Using the listing below, copy every line that mentions "size".

→ Collected data entries:
————

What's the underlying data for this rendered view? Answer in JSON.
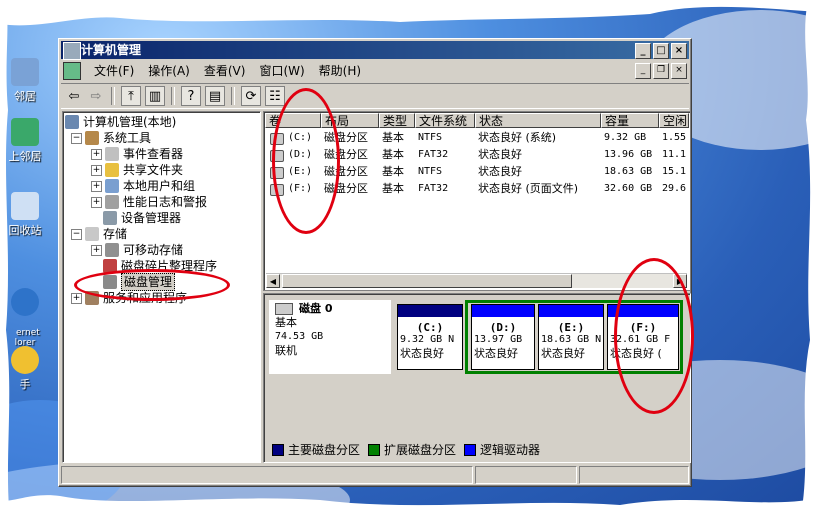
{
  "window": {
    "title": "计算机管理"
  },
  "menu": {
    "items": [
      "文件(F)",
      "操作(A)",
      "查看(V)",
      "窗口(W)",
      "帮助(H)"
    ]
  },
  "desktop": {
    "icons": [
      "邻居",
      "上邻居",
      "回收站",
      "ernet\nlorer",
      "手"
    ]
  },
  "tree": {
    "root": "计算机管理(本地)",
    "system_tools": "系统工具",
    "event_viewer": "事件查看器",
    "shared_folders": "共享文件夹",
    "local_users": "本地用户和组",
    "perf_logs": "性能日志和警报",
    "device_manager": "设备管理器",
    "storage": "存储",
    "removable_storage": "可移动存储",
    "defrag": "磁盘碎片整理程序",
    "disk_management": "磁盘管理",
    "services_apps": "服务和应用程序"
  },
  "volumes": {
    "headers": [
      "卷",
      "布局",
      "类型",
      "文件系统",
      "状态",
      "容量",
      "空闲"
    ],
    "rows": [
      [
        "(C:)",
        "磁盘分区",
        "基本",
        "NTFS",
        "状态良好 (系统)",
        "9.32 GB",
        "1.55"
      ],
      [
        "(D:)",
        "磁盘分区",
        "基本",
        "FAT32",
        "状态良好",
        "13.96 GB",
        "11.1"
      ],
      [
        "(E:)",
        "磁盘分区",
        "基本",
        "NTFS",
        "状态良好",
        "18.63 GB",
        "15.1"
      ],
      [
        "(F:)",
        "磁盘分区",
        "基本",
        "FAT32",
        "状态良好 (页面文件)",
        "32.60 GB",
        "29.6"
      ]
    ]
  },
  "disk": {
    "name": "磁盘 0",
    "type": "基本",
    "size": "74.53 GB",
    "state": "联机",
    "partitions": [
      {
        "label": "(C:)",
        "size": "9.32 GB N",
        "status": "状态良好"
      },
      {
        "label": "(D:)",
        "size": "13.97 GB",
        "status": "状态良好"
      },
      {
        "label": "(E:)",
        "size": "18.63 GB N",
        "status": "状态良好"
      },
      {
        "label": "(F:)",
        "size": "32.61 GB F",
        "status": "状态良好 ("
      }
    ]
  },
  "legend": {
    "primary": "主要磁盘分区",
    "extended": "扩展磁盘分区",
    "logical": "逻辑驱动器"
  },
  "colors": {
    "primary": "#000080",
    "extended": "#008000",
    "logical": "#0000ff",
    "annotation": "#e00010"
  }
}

————

→ Result of the task:
    "size": "74.53 GB",
        "size": "9.32 GB N",
        "size": "13.97 GB",
        "size": "18.63 GB N",
        "size": "32.61 GB F",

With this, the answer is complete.